### Given request
Repeat the entries below word for word, leaving out the pictures.

### Source records
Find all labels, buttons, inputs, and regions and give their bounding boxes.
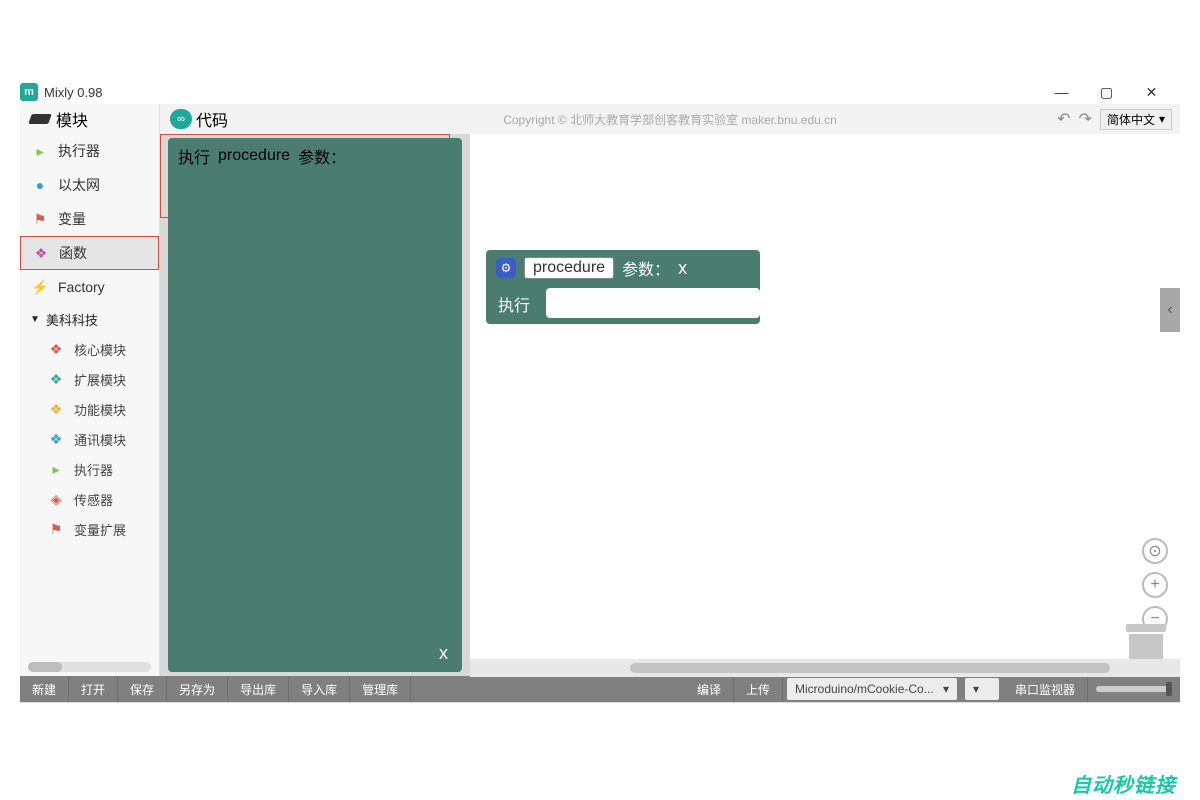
board-select[interactable]: Microduino/mCookie-Co... ▾: [787, 678, 957, 700]
managelib-button[interactable]: 管理库: [350, 676, 411, 702]
actuator-icon: ▸: [30, 141, 50, 161]
zoom-in-button[interactable]: +: [1142, 572, 1168, 598]
functions-icon: ❖: [31, 243, 51, 263]
module-icon: [28, 114, 52, 124]
top-toolbar: ∞ 代码 Copyright © 北师大教育学部创客教育实验室 maker.bn…: [160, 104, 1180, 134]
zoom-center-button[interactable]: ⊙: [1142, 538, 1168, 564]
sidebar-scrollbar[interactable]: [28, 662, 151, 672]
side-panel-toggle[interactable]: ‹: [1160, 288, 1180, 332]
sidebar-item-factory[interactable]: ⚡ Factory: [20, 270, 159, 304]
params-label: 参数：: [622, 256, 670, 280]
function-mod-icon: ❖: [46, 399, 66, 419]
compile-button[interactable]: 编译: [685, 676, 734, 702]
minimize-button[interactable]: —: [1039, 80, 1084, 104]
sidebar-item-functions[interactable]: ❖ 函数: [20, 236, 159, 270]
sidebar-item-ethernet[interactable]: ● 以太网: [20, 168, 159, 202]
param-x: x: [678, 258, 687, 279]
redo-button[interactable]: ↷: [1079, 109, 1092, 129]
sidebar-header-label: 模块: [56, 107, 88, 131]
copyright-text: Copyright © 北师大教育学部创客教育实验室 maker.bnu.edu…: [503, 111, 837, 128]
link-icon: ∞: [170, 109, 192, 129]
exportlib-button[interactable]: 导出库: [228, 676, 289, 702]
tree-item-core[interactable]: ❖核心模块: [20, 334, 159, 364]
tree-item-extend[interactable]: ❖扩展模块: [20, 364, 159, 394]
block-flyout: ⚙ procedure 执行 ⚙ procedure 执行: [160, 134, 470, 676]
tree-item-function[interactable]: ❖功能模块: [20, 394, 159, 424]
ethernet-icon: ●: [30, 175, 50, 195]
tree-item-comm[interactable]: ❖通讯模块: [20, 424, 159, 454]
port-select[interactable]: ▾: [965, 678, 999, 700]
factory-icon: ⚡: [30, 277, 50, 297]
window-title: Mixly 0.98: [44, 85, 103, 100]
procedure-name-field[interactable]: procedure: [524, 257, 614, 279]
chevron-down-icon: ▾: [1159, 112, 1165, 126]
param-x: x: [439, 643, 448, 664]
close-button[interactable]: ✕: [1129, 80, 1174, 104]
tree-item-sensor[interactable]: ◈传感器: [20, 484, 159, 514]
language-select[interactable]: 简体中文 ▾: [1100, 109, 1172, 130]
workspace-procedure-block[interactable]: ⚙ procedure 参数： x 执行: [486, 250, 760, 324]
category-sidebar: 模块 ▸ 执行器 ● 以太网 ⚑ 变量 ❖ 函数 ⚡ Factory: [20, 104, 160, 676]
chevron-down-icon: ▾: [973, 682, 979, 696]
open-button[interactable]: 打开: [69, 676, 118, 702]
exec-label: 执行: [498, 292, 530, 316]
app-icon: m: [20, 83, 38, 101]
zoom-slider[interactable]: [1096, 686, 1172, 692]
sidebar-item-actuator[interactable]: ▸ 执行器: [20, 134, 159, 168]
block-call-procedure-highlight[interactable]: 执行 procedure 参数： x: [160, 134, 450, 218]
params-label: 参数：: [298, 144, 346, 168]
upload-button[interactable]: 上传: [734, 676, 783, 702]
code-tab[interactable]: ∞ 代码: [160, 104, 238, 134]
gear-icon[interactable]: ⚙: [496, 258, 516, 278]
zoom-controls: ⊙ + −: [1142, 538, 1168, 632]
call-name: procedure: [218, 147, 290, 165]
serial-monitor-button[interactable]: 串口监视器: [1003, 676, 1088, 702]
tree-item-actuator2[interactable]: ▸执行器: [20, 454, 159, 484]
bottom-toolbar: 新建 打开 保存 另存为 导出库 导入库 管理库 编译 上传 Microduin…: [20, 676, 1180, 702]
core-icon: ❖: [46, 339, 66, 359]
new-button[interactable]: 新建: [20, 676, 69, 702]
chevron-down-icon: ▾: [943, 682, 949, 696]
tree-header[interactable]: ▼ 美科科技: [20, 304, 159, 334]
comm-icon: ❖: [46, 429, 66, 449]
console-output: [20, 702, 1180, 780]
importlib-button[interactable]: 导入库: [289, 676, 350, 702]
watermark: 自动秒链接: [1071, 769, 1176, 798]
varext-icon: ⚑: [46, 519, 66, 539]
variables-icon: ⚑: [30, 209, 50, 229]
extend-icon: ❖: [46, 369, 66, 389]
actuator2-icon: ▸: [46, 459, 66, 479]
sidebar-item-variables[interactable]: ⚑ 变量: [20, 202, 159, 236]
sidebar-header: 模块: [20, 104, 159, 134]
tree-item-varext[interactable]: ⚑变量扩展: [20, 514, 159, 544]
saveas-button[interactable]: 另存为: [167, 676, 228, 702]
maximize-button[interactable]: ▢: [1084, 80, 1129, 104]
workspace-scrollbar[interactable]: [470, 659, 1180, 677]
blockly-workspace[interactable]: ⚙ procedure 参数： x 执行 ⊙ + −: [470, 134, 1180, 676]
tree-toggle-icon[interactable]: ▼: [30, 314, 40, 325]
save-button[interactable]: 保存: [118, 676, 167, 702]
sensor-icon: ◈: [46, 489, 66, 509]
call-exec-label: 执行: [178, 144, 210, 168]
title-bar: m Mixly 0.98 — ▢ ✕: [20, 80, 1180, 104]
undo-button[interactable]: ↶: [1057, 109, 1070, 129]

### Result of this exercise
Find all labels, buttons, inputs, and regions and give their bounding boxes.
board-select[interactable]: Microduino/mCookie-Co... ▾: [787, 678, 957, 700]
managelib-button[interactable]: 管理库: [350, 676, 411, 702]
actuator-icon: ▸: [30, 141, 50, 161]
zoom-in-button[interactable]: +: [1142, 572, 1168, 598]
functions-icon: ❖: [31, 243, 51, 263]
module-icon: [28, 114, 52, 124]
top-toolbar: ∞ 代码 Copyright © 北师大教育学部创客教育实验室 maker.bn…: [160, 104, 1180, 134]
zoom-center-button[interactable]: ⊙: [1142, 538, 1168, 564]
sidebar-scrollbar[interactable]: [28, 662, 151, 672]
side-panel-toggle[interactable]: ‹: [1160, 288, 1180, 332]
sidebar-item-factory[interactable]: ⚡ Factory: [20, 270, 159, 304]
params-label: 参数：: [622, 256, 670, 280]
function-mod-icon: ❖: [46, 399, 66, 419]
compile-button[interactable]: 编译: [685, 676, 734, 702]
minimize-button[interactable]: —: [1039, 80, 1084, 104]
sidebar-item-functions[interactable]: ❖ 函数: [20, 236, 159, 270]
sidebar-item-ethernet[interactable]: ● 以太网: [20, 168, 159, 202]
param-x: x: [678, 258, 687, 279]
redo-button[interactable]: ↷: [1079, 109, 1092, 129]
sidebar-header-label: 模块: [56, 107, 88, 131]
copyright-text: Copyright © 北师大教育学部创客教育实验室 maker.bnu.edu…: [503, 111, 837, 128]
link-icon: ∞: [170, 109, 192, 129]
exportlib-button[interactable]: 导出库: [228, 676, 289, 702]
tree-item-core[interactable]: ❖核心模块: [20, 334, 159, 364]
tree-item-extend[interactable]: ❖扩展模块: [20, 364, 159, 394]
block-flyout: ⚙ procedure 执行 ⚙ procedure 执行: [160, 134, 470, 676]
tree-item-function[interactable]: ❖功能模块: [20, 394, 159, 424]
ethernet-icon: ●: [30, 175, 50, 195]
tree-item-comm[interactable]: ❖通讯模块: [20, 424, 159, 454]
port-select[interactable]: ▾: [965, 678, 999, 700]
factory-icon: ⚡: [30, 277, 50, 297]
window-title: Mixly 0.98: [44, 85, 103, 100]
procedure-name-field[interactable]: procedure: [524, 257, 614, 279]
chevron-down-icon: ▾: [1159, 112, 1165, 126]
param-x: x: [439, 643, 448, 664]
close-button[interactable]: ✕: [1129, 80, 1174, 104]
tree-item-sensor[interactable]: ◈传感器: [20, 484, 159, 514]
language-select[interactable]: 简体中文 ▾: [1100, 109, 1172, 130]
workspace-procedure-block[interactable]: ⚙ procedure 参数： x 执行: [486, 250, 760, 324]
category-sidebar: 模块 ▸ 执行器 ● 以太网 ⚑ 变量 ❖ 函数 ⚡ Factory: [20, 104, 160, 676]
chevron-down-icon: ▾: [973, 682, 979, 696]
open-button[interactable]: 打开: [69, 676, 118, 702]
exec-label: 执行: [498, 292, 530, 316]
app-icon: m: [20, 83, 38, 101]
zoom-slider[interactable]: [1096, 686, 1172, 692]
sidebar-item-actuator[interactable]: ▸ 执行器: [20, 134, 159, 168]
block-call-procedure-highlight[interactable]: 执行 procedure 参数： x: [160, 134, 450, 218]
params-label: 参数：: [298, 144, 346, 168]
upload-button[interactable]: 上传: [734, 676, 783, 702]
code-tab[interactable]: ∞ 代码: [160, 104, 238, 134]
gear-icon[interactable]: ⚙: [496, 258, 516, 278]
zoom-controls: ⊙ + −: [1142, 538, 1168, 632]
call-name: procedure: [218, 147, 290, 165]
serial-monitor-button[interactable]: 串口监视器: [1003, 676, 1088, 702]
tree-item-actuator2[interactable]: ▸执行器: [20, 454, 159, 484]
bottom-toolbar: 新建 打开 保存 另存为 导出库 导入库 管理库 编译 上传 Microduin…: [20, 676, 1180, 702]
core-icon: ❖: [46, 339, 66, 359]
new-button[interactable]: 新建: [20, 676, 69, 702]
chevron-down-icon: ▾: [943, 682, 949, 696]
tree-header[interactable]: ▼ 美科科技: [20, 304, 159, 334]
comm-icon: ❖: [46, 429, 66, 449]
console-output: [20, 702, 1180, 780]
importlib-button[interactable]: 导入库: [289, 676, 350, 702]
watermark: 自动秒链接: [1071, 769, 1176, 798]
varext-icon: ⚑: [46, 519, 66, 539]
variables-icon: ⚑: [30, 209, 50, 229]
extend-icon: ❖: [46, 369, 66, 389]
actuator2-icon: ▸: [46, 459, 66, 479]
sidebar-item-variables[interactable]: ⚑ 变量: [20, 202, 159, 236]
sidebar-header: 模块: [20, 104, 159, 134]
tree-item-varext[interactable]: ⚑变量扩展: [20, 514, 159, 544]
saveas-button[interactable]: 另存为: [167, 676, 228, 702]
maximize-button[interactable]: ▢: [1084, 80, 1129, 104]
workspace-scrollbar[interactable]: [470, 659, 1180, 677]
blockly-workspace[interactable]: ⚙ procedure 参数： x 执行 ⊙ + −: [470, 134, 1180, 676]
tree-toggle-icon[interactable]: ▼: [30, 314, 40, 325]
save-button[interactable]: 保存: [118, 676, 167, 702]
sensor-icon: ◈: [46, 489, 66, 509]
call-exec-label: 执行: [178, 144, 210, 168]
title-bar: m Mixly 0.98 — ▢ ✕: [20, 80, 1180, 104]
undo-button[interactable]: ↶: [1057, 109, 1070, 129]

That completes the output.